Problem: Copy out each line of the material below that holds the string "left".

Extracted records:
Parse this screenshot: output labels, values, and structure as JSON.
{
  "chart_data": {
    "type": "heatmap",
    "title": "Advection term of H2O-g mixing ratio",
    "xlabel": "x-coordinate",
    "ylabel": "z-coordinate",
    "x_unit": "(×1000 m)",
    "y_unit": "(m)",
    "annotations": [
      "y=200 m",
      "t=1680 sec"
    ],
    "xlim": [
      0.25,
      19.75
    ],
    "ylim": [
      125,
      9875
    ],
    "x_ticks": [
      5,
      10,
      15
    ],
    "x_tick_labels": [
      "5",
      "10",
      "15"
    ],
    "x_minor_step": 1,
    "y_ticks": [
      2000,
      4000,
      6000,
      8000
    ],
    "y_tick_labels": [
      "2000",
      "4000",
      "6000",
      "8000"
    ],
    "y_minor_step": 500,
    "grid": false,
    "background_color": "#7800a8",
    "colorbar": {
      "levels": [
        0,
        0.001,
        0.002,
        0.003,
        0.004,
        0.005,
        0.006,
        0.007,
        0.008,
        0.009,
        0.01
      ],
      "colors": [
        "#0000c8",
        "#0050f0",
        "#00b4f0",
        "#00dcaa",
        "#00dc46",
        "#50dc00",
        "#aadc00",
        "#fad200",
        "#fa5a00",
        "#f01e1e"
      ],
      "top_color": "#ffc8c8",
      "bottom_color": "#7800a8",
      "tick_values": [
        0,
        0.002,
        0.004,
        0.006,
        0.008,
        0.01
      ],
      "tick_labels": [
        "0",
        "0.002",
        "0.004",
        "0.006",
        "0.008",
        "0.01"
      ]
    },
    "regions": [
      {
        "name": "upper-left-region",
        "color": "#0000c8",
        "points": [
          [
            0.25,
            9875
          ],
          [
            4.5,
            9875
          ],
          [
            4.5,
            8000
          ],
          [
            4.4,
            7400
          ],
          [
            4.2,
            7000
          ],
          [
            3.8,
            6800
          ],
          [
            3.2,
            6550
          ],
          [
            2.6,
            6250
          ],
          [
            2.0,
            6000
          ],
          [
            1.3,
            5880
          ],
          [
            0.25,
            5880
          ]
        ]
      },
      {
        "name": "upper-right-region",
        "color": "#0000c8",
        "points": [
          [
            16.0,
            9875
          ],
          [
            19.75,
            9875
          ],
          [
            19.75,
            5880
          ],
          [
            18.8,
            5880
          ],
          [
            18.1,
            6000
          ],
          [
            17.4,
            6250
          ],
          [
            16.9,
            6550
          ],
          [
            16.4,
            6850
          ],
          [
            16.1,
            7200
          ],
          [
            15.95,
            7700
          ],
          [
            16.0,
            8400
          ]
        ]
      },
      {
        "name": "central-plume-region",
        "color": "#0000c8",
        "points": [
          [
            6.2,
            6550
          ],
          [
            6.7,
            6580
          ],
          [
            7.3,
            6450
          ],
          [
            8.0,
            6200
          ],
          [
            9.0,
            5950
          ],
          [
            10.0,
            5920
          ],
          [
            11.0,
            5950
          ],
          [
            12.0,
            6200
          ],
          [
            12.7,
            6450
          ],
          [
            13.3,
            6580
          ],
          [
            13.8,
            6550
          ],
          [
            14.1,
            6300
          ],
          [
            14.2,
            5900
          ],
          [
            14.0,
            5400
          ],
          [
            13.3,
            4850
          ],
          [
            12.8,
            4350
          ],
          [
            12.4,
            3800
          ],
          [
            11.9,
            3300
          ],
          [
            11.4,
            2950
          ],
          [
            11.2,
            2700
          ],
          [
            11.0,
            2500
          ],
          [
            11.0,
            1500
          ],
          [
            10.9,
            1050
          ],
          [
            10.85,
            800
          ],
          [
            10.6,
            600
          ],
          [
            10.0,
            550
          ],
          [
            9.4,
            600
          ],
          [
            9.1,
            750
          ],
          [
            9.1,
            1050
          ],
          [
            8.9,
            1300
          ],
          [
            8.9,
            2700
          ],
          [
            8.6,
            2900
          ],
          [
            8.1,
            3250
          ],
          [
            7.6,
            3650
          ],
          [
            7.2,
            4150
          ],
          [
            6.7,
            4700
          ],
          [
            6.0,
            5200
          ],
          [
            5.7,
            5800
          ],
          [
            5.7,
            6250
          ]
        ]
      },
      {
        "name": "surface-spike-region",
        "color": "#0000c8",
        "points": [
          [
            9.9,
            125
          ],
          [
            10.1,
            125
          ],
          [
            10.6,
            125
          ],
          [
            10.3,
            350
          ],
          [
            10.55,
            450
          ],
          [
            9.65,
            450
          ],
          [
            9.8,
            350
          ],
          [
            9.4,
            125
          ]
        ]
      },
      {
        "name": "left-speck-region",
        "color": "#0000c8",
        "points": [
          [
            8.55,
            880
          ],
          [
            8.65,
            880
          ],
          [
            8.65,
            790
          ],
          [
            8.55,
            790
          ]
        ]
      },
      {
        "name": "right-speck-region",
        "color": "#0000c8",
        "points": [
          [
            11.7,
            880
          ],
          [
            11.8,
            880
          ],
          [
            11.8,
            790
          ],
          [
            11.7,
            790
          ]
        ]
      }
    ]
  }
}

Result below:
        "name": "upper-left-region",
        "name": "left-speck-region",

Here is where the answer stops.